>> begin

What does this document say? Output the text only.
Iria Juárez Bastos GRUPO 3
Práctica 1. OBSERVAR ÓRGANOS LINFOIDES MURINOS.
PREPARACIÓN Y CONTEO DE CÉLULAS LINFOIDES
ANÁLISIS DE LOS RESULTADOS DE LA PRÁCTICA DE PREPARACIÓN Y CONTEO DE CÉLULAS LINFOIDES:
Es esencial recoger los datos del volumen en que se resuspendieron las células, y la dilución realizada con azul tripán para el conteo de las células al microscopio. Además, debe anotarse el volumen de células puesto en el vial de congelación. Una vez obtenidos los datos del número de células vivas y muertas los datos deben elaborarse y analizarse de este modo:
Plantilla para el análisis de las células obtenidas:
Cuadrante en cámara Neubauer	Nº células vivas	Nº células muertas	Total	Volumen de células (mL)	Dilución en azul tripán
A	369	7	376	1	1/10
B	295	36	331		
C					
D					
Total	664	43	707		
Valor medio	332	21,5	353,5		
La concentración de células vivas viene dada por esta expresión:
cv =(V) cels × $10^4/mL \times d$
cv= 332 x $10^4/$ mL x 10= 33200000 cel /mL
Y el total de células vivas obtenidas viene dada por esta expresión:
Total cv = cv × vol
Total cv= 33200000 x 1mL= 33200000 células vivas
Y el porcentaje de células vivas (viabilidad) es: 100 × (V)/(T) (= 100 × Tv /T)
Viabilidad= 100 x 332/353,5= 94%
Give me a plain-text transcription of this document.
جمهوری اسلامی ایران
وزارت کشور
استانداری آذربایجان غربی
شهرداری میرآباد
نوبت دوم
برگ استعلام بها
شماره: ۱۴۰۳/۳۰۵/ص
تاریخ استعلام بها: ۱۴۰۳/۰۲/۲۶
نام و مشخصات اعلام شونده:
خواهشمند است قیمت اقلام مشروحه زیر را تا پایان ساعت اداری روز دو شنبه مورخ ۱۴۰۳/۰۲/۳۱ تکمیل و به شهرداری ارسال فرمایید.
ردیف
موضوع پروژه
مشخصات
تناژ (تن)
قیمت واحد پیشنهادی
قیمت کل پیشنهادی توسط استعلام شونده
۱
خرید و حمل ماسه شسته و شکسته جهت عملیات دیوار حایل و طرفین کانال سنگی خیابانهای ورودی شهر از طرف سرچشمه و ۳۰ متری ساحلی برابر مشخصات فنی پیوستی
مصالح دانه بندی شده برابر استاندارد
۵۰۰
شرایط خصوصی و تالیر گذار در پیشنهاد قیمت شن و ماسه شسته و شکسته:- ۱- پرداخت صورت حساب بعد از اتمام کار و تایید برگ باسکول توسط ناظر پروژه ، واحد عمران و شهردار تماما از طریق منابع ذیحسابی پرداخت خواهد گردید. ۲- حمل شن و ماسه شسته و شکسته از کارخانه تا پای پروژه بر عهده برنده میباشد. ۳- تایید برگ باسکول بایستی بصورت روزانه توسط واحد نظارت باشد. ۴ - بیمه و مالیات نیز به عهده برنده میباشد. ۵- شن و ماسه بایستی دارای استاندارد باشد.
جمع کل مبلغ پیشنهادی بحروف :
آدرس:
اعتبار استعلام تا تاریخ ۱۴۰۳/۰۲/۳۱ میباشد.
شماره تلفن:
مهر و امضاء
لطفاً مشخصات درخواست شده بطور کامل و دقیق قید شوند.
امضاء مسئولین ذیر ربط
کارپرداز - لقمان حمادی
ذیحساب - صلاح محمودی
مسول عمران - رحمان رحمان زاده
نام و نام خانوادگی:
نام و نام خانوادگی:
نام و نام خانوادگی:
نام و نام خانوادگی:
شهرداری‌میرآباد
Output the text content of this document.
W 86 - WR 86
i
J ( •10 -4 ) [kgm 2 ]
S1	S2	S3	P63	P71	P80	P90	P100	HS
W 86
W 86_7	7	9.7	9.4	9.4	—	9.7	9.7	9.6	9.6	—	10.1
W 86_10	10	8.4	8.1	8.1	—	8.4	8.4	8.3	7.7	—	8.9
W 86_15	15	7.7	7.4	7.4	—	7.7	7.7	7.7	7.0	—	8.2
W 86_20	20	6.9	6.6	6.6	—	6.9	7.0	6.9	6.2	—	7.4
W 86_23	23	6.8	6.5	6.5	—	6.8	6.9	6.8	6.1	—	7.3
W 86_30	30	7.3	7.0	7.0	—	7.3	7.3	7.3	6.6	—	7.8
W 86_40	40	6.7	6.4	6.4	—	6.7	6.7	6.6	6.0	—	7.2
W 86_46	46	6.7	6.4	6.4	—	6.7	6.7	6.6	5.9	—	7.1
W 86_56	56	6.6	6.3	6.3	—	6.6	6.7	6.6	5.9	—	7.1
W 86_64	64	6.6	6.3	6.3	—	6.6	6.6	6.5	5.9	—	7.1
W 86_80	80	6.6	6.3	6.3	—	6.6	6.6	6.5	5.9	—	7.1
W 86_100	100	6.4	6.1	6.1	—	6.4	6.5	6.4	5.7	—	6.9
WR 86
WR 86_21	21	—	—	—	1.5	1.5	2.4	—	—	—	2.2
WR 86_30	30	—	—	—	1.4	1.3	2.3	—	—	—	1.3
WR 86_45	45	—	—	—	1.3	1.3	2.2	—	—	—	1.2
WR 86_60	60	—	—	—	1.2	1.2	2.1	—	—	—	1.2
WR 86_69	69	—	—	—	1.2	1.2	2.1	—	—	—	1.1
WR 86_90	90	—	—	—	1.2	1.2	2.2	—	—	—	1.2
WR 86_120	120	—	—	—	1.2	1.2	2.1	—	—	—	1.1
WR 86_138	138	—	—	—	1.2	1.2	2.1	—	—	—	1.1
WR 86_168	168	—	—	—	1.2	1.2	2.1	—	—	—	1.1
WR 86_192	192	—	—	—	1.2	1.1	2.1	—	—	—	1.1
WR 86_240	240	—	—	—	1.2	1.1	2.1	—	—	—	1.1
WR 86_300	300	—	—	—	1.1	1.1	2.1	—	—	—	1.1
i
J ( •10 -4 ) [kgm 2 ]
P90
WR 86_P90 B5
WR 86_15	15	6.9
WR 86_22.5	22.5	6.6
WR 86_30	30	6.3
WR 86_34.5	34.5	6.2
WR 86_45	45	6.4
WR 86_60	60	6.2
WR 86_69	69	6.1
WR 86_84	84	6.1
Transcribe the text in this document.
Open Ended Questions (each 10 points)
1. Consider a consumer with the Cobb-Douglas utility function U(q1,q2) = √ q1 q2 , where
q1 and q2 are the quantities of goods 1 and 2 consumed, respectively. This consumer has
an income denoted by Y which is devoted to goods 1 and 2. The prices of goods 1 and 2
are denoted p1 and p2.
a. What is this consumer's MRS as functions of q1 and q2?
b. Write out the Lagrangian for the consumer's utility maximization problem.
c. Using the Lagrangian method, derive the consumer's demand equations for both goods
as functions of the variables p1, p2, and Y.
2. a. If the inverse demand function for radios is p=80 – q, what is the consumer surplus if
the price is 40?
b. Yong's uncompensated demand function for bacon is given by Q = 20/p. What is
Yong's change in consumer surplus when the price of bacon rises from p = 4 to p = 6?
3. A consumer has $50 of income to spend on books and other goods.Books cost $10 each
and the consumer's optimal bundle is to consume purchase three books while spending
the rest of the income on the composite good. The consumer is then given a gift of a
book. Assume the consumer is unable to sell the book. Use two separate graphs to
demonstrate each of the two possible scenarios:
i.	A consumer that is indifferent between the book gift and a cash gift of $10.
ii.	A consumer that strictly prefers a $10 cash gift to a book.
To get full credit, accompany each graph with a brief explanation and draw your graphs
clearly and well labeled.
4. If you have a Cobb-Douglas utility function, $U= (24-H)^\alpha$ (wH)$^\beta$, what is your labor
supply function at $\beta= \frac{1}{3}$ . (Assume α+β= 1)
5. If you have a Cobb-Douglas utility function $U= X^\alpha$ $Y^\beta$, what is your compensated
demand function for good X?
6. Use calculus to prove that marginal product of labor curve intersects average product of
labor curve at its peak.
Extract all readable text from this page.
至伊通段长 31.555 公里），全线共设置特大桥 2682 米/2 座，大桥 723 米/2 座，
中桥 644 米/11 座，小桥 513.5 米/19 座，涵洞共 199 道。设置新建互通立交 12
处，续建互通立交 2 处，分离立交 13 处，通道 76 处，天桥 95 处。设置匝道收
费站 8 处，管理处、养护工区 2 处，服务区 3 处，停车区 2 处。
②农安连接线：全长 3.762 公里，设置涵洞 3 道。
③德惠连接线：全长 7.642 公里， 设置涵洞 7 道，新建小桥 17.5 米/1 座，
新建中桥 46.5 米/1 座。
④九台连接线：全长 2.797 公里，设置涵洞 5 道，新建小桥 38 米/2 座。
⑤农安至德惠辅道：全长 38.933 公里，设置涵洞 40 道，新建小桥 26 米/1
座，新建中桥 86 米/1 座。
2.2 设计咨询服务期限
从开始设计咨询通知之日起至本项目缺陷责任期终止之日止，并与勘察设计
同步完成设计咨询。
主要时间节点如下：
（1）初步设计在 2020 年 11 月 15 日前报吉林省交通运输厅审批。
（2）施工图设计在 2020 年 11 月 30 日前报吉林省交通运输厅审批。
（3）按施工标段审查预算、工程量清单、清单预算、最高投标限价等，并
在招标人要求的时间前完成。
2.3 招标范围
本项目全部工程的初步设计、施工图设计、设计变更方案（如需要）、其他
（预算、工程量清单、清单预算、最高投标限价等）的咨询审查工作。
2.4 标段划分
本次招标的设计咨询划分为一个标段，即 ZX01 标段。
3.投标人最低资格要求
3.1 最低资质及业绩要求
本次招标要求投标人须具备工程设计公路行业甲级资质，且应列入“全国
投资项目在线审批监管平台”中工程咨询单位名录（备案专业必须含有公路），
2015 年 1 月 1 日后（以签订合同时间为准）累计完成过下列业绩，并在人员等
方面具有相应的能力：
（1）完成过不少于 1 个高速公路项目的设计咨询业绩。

>> end

__Short problem__
Everything from the line containing "Extract all readable text from this page." to the end of the records must be written out exactly; include both of those lines and no others.

__Complete answer__
Extract all readable text from this page.
至伊通段长 31.555 公里），全线共设置特大桥 2682 米/2 座，大桥 723 米/2 座，
中桥 644 米/11 座，小桥 513.5 米/19 座，涵洞共 199 道。设置新建互通立交 12
处，续建互通立交 2 处，分离立交 13 处，通道 76 处，天桥 95 处。设置匝道收
费站 8 处，管理处、养护工区 2 处，服务区 3 处，停车区 2 处。
②农安连接线：全长 3.762 公里，设置涵洞 3 道。
③德惠连接线：全长 7.642 公里， 设置涵洞 7 道，新建小桥 17.5 米/1 座，
新建中桥 46.5 米/1 座。
④九台连接线：全长 2.797 公里，设置涵洞 5 道，新建小桥 38 米/2 座。
⑤农安至德惠辅道：全长 38.933 公里，设置涵洞 40 道，新建小桥 26 米/1
座，新建中桥 86 米/1 座。
2.2 设计咨询服务期限
从开始设计咨询通知之日起至本项目缺陷责任期终止之日止，并与勘察设计
同步完成设计咨询。
主要时间节点如下：
（1）初步设计在 2020 年 11 月 15 日前报吉林省交通运输厅审批。
（2）施工图设计在 2020 年 11 月 30 日前报吉林省交通运输厅审批。
（3）按施工标段审查预算、工程量清单、清单预算、最高投标限价等，并
在招标人要求的时间前完成。
2.3 招标范围
本项目全部工程的初步设计、施工图设计、设计变更方案（如需要）、其他
（预算、工程量清单、清单预算、最高投标限价等）的咨询审查工作。
2.4 标段划分
本次招标的设计咨询划分为一个标段，即 ZX01 标段。
3.投标人最低资格要求
3.1 最低资质及业绩要求
本次招标要求投标人须具备工程设计公路行业甲级资质，且应列入“全国
投资项目在线审批监管平台”中工程咨询单位名录（备案专业必须含有公路），
2015 年 1 月 1 日后（以签订合同时间为准）累计完成过下列业绩，并在人员等
方面具有相应的能力：
（1）完成过不少于 1 个高速公路项目的设计咨询业绩。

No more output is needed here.